Count how many lines of the material contain the string "this", then give that number and nothing more.

RECORDS PROVIDED —
▼

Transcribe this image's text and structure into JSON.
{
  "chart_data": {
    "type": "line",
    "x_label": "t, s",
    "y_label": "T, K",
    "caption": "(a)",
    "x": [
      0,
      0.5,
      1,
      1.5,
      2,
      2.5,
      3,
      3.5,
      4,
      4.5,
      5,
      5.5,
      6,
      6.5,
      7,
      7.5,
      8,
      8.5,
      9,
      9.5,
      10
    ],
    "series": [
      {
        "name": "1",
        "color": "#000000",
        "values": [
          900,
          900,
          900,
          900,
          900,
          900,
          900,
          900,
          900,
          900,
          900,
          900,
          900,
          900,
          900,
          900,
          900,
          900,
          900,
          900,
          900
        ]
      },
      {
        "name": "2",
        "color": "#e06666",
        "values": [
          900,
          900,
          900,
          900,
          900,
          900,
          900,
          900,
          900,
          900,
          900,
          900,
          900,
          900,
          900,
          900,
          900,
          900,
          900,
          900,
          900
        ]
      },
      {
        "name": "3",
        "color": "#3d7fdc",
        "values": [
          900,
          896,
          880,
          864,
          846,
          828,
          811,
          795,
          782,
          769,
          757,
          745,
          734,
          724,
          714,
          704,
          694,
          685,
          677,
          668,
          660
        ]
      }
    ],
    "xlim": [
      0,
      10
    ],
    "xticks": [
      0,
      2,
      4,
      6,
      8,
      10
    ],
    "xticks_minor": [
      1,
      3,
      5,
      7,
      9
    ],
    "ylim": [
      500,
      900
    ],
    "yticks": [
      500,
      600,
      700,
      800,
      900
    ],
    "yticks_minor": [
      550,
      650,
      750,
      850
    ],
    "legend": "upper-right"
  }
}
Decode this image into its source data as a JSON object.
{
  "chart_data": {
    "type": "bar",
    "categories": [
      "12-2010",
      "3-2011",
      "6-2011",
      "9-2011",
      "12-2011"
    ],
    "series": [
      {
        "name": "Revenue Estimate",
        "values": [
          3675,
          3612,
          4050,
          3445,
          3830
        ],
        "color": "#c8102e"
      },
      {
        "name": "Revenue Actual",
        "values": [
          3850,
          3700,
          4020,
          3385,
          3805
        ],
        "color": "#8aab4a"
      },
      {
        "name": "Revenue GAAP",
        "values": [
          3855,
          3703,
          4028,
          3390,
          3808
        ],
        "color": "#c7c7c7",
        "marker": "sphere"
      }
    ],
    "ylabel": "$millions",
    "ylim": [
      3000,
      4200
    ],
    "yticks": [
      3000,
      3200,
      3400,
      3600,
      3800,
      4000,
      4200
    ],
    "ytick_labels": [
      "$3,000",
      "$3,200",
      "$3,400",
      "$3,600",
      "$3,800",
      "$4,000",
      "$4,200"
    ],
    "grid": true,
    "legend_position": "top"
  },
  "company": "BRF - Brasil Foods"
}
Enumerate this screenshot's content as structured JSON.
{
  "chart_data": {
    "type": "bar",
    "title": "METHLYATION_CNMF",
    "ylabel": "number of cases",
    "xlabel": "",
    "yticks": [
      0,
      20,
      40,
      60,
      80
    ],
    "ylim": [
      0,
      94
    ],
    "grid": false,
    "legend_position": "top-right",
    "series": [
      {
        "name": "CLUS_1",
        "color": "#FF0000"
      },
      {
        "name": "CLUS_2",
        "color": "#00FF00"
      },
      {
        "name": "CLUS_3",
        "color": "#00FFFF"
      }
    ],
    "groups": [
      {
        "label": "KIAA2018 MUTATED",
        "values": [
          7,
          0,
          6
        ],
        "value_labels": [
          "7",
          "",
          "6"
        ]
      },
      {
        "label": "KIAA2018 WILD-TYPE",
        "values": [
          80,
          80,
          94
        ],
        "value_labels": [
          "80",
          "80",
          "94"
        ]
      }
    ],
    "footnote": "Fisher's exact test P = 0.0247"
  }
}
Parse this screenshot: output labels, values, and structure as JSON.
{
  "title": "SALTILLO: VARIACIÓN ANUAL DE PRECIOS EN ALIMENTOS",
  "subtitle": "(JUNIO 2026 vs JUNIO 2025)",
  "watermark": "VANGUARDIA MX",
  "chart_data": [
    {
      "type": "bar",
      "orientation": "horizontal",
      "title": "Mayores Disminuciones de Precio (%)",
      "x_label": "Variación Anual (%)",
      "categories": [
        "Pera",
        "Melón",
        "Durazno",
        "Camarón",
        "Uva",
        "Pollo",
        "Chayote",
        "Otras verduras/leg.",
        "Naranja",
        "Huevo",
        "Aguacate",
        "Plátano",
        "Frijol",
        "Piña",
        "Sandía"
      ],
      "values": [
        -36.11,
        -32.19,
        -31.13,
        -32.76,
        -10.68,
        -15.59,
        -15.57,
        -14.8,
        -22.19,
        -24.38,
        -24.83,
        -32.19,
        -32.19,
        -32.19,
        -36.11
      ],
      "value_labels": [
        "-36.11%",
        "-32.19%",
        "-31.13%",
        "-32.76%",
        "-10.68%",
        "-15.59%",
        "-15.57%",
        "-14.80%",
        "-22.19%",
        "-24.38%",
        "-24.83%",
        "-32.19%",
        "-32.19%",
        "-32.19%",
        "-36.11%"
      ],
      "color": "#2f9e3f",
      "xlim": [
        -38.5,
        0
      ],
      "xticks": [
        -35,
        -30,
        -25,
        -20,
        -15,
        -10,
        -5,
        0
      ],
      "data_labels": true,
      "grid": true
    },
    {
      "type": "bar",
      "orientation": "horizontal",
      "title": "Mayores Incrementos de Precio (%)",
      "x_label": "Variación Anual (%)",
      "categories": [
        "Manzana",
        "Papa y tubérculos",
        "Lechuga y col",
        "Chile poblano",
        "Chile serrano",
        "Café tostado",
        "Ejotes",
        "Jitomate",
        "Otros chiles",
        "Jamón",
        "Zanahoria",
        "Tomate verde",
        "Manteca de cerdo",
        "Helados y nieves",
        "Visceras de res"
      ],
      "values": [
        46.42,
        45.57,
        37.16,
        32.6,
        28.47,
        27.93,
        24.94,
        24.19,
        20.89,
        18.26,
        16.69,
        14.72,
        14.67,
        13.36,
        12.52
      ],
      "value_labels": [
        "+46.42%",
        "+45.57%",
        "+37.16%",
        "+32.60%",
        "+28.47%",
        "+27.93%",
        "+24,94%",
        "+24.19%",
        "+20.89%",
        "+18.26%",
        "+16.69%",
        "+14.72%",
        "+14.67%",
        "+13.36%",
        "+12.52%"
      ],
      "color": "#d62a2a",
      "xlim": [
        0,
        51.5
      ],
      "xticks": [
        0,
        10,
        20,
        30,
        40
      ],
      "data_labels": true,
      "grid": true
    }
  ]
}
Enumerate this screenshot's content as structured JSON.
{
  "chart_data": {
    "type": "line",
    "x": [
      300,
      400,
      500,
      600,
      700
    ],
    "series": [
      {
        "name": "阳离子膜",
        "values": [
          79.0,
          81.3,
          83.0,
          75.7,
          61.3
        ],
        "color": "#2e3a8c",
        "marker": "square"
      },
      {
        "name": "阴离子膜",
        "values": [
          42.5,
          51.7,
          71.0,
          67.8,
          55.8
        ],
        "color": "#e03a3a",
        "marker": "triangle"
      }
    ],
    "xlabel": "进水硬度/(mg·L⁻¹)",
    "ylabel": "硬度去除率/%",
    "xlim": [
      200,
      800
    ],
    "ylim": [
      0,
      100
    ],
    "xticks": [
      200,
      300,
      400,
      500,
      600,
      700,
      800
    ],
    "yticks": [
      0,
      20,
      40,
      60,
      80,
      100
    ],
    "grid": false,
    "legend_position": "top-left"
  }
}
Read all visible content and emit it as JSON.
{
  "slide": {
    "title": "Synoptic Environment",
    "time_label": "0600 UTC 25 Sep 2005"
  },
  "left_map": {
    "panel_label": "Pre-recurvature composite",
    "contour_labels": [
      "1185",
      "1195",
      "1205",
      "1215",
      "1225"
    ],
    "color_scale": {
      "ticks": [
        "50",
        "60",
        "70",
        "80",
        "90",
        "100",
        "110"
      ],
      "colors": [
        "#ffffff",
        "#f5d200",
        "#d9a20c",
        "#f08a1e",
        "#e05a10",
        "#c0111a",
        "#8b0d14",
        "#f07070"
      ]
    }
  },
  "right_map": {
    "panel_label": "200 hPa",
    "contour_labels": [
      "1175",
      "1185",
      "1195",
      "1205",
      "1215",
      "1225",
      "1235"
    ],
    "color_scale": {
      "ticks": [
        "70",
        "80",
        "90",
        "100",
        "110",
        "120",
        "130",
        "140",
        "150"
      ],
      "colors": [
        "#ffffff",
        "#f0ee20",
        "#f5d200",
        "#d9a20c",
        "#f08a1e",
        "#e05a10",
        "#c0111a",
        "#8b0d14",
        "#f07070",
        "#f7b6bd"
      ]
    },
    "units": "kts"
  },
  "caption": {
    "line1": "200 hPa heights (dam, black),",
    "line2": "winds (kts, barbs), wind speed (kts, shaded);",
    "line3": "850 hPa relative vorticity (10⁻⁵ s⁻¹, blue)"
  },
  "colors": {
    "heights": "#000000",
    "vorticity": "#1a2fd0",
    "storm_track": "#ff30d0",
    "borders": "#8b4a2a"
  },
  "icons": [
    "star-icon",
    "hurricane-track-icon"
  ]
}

▲

ANSWER BELOW — 5